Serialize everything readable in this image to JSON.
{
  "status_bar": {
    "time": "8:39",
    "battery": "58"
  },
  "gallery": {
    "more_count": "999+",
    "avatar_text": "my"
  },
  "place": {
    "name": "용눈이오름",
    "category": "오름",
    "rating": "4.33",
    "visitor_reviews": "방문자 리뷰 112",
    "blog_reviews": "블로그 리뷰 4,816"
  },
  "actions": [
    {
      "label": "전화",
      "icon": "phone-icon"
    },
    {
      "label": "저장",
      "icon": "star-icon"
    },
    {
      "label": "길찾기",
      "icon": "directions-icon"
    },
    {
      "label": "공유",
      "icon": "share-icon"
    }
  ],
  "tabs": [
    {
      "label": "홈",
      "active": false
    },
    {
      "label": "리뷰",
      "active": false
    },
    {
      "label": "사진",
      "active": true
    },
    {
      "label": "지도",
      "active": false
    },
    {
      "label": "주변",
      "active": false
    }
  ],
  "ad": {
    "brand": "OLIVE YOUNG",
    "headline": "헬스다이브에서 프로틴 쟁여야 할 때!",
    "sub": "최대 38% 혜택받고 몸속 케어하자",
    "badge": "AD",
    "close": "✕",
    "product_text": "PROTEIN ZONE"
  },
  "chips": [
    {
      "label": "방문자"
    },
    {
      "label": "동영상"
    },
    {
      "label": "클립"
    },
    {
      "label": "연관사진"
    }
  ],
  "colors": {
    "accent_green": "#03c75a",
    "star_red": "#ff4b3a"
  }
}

********************

(Work request) Copy each line of the records above that carries the word "icon".

(Result of this exercise)
      "icon": "phone-icon"
      "icon": "star-icon"
      "icon": "directions-icon"
      "icon": "share-icon"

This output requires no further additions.